Determine how many lines below hold the string "page". Reply with the number alone.
-- BEGIN --
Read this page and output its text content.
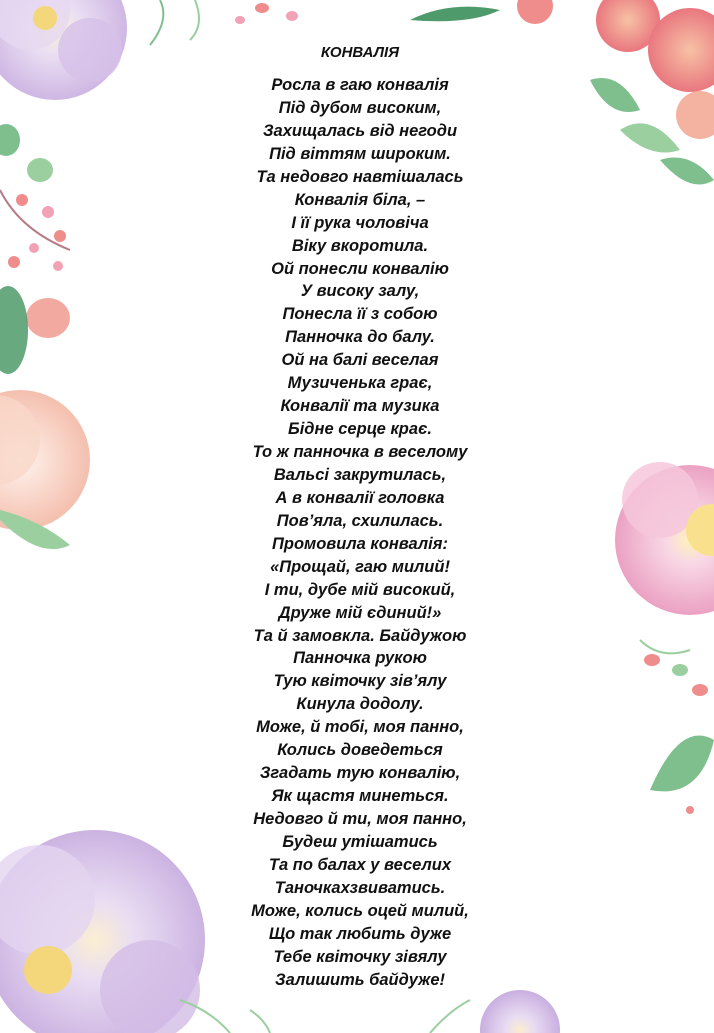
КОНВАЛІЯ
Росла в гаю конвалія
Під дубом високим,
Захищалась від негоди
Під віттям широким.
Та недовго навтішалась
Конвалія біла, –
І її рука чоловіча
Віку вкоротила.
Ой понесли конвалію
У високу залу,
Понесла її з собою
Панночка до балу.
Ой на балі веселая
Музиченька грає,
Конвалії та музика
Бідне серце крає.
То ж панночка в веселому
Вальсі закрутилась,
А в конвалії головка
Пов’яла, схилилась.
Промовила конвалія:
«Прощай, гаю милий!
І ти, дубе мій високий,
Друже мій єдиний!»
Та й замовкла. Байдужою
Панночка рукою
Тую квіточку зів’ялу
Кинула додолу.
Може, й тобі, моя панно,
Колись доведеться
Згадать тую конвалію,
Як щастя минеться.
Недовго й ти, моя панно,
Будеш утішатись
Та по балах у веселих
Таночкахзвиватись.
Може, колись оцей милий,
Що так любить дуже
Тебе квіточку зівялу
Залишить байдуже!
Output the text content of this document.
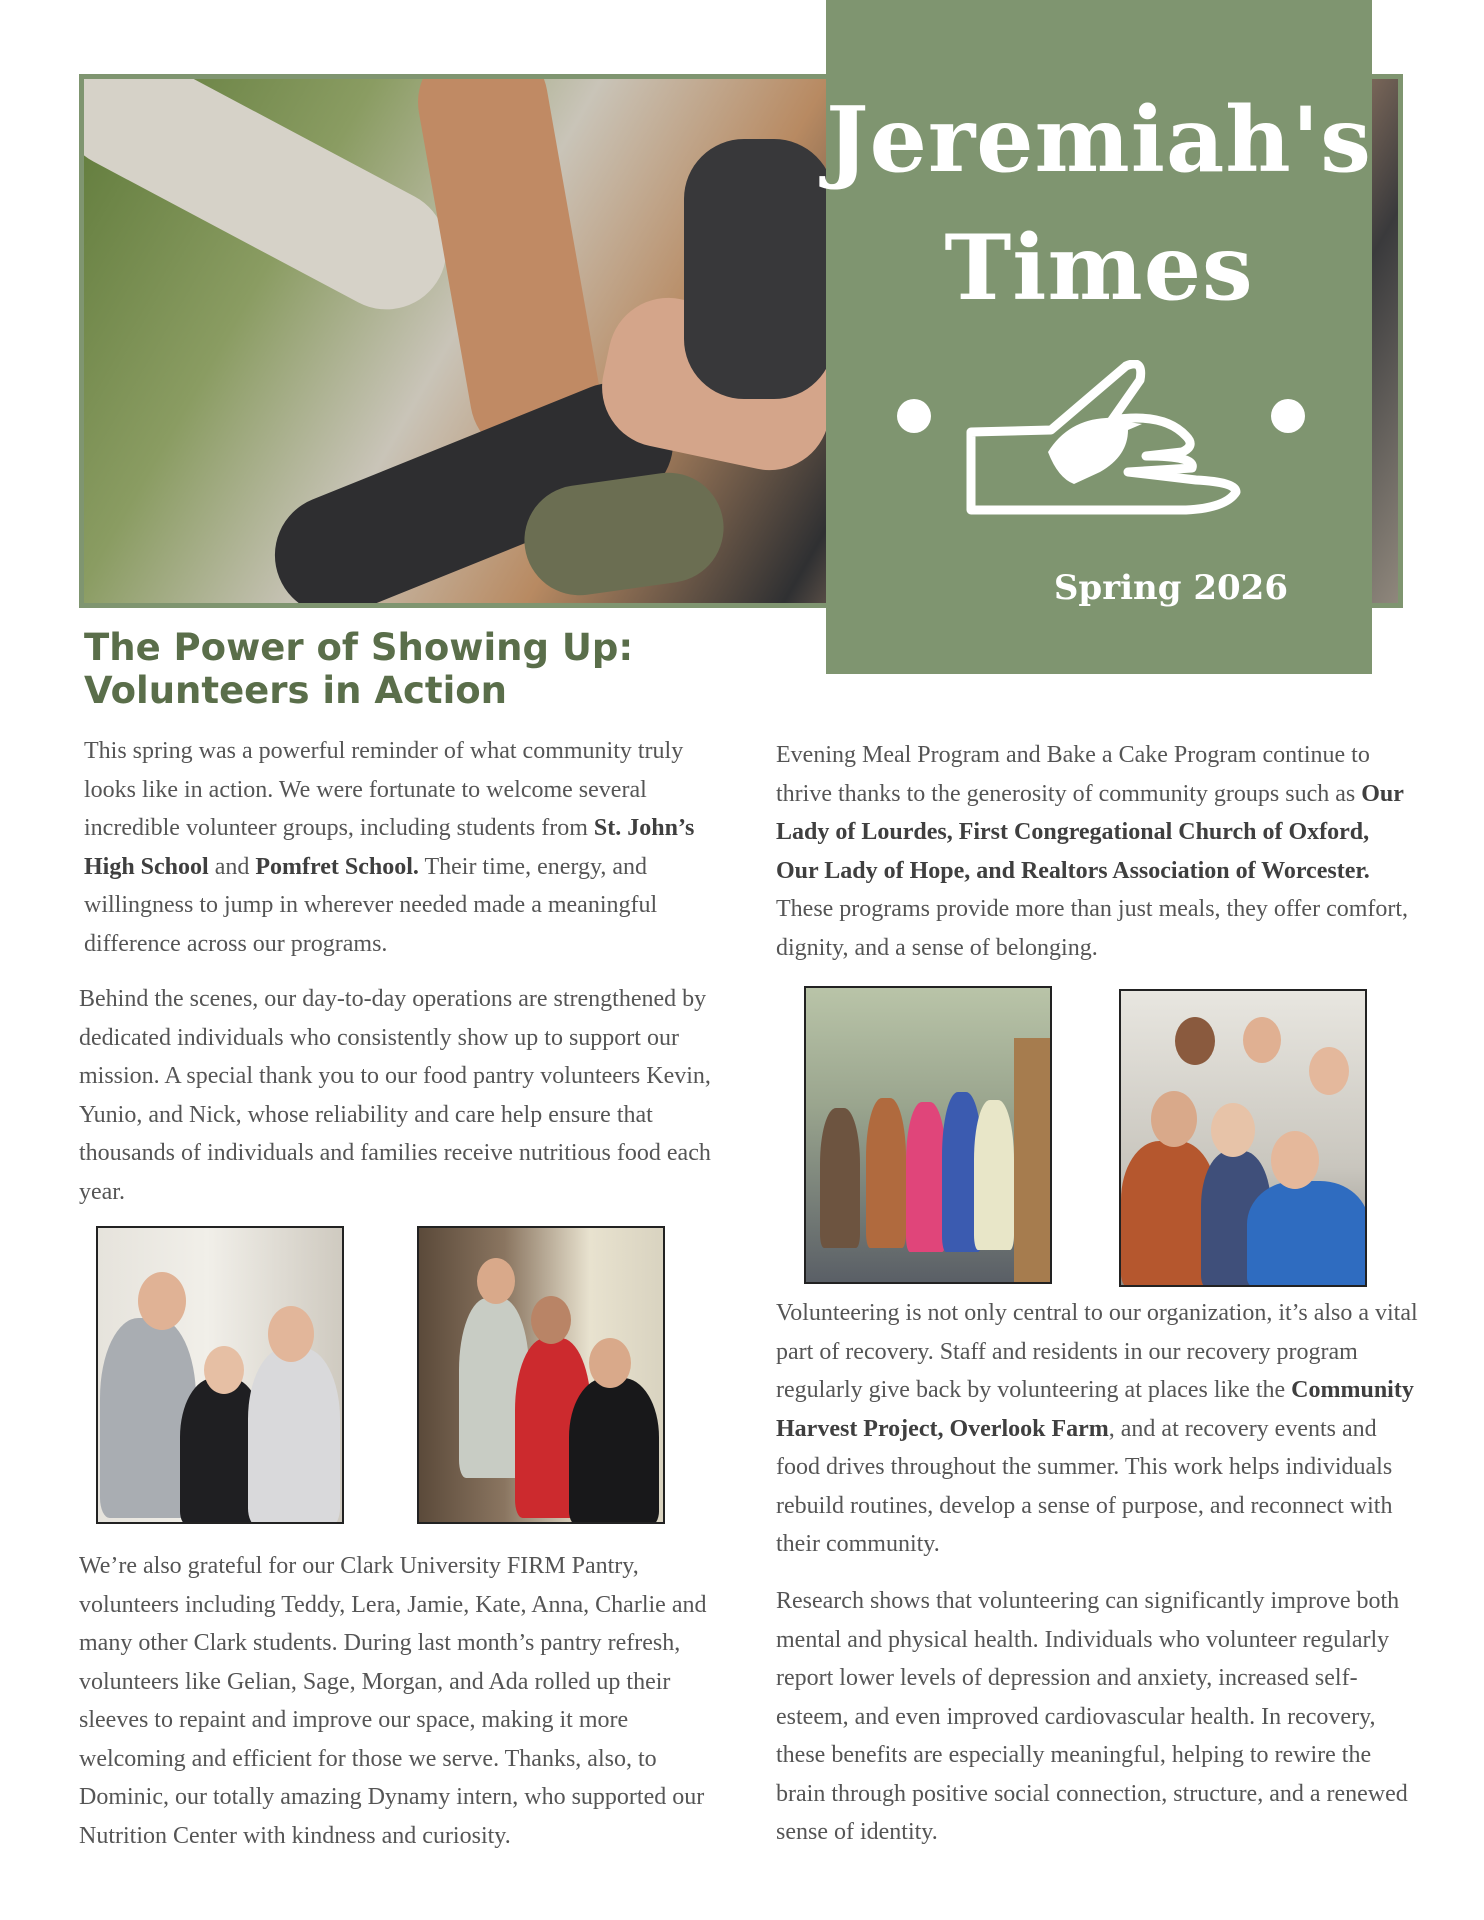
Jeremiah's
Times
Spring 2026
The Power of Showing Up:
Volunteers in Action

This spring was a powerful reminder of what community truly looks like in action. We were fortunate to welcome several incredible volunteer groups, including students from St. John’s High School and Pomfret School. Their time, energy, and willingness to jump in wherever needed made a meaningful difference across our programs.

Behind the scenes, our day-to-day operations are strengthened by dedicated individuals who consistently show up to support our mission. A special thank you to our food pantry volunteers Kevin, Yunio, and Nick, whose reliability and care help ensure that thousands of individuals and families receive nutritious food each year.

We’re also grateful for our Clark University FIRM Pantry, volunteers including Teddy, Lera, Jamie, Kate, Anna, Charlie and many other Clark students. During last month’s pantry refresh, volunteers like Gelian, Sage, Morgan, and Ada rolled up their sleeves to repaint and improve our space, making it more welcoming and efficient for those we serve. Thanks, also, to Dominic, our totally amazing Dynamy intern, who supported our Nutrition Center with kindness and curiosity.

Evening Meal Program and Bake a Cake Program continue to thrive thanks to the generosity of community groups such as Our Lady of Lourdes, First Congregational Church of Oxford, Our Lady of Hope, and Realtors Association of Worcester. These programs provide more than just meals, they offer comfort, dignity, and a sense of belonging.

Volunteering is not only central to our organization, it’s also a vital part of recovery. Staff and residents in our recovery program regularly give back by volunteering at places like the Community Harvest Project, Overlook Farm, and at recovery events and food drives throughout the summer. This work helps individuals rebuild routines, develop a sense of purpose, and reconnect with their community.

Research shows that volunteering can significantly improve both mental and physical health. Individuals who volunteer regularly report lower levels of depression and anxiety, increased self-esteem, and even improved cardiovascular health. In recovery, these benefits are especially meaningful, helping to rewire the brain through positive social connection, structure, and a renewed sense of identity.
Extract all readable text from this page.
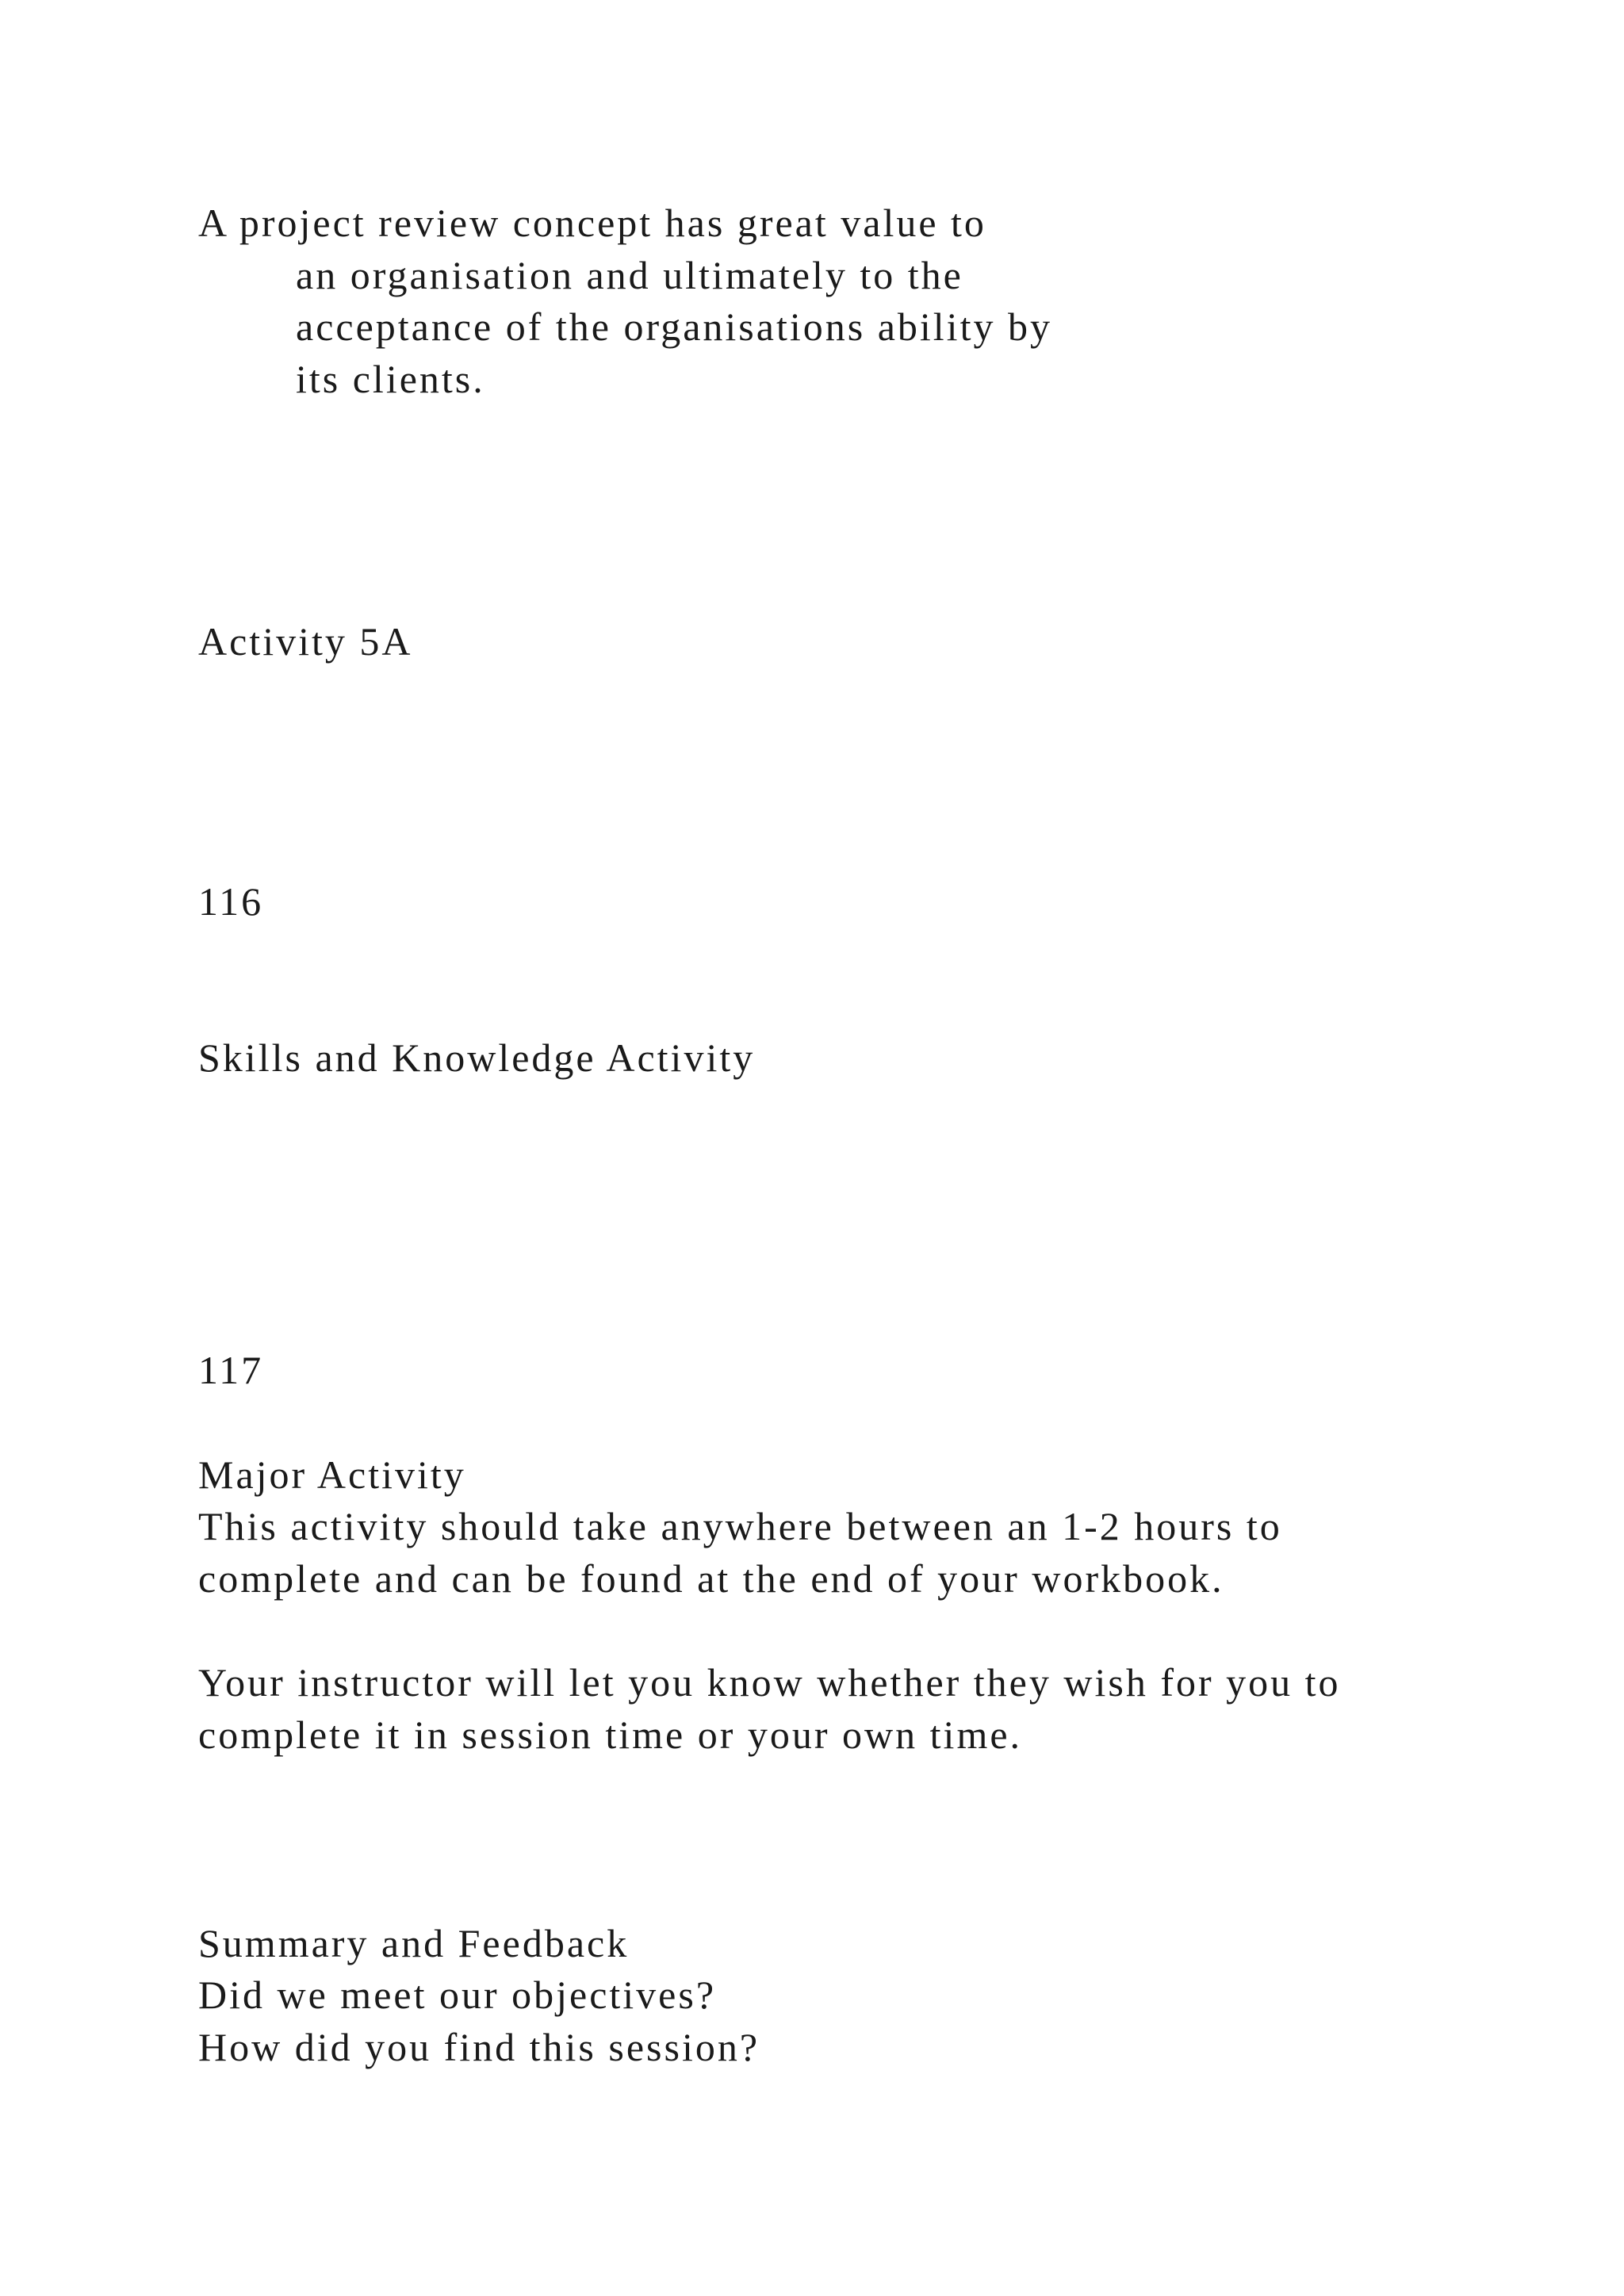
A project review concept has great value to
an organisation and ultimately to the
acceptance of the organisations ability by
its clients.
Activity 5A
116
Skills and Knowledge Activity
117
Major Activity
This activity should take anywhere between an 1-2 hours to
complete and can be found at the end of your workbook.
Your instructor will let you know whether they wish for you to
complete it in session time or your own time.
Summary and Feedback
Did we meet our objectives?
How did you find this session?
-- END --
> _REPLY_
2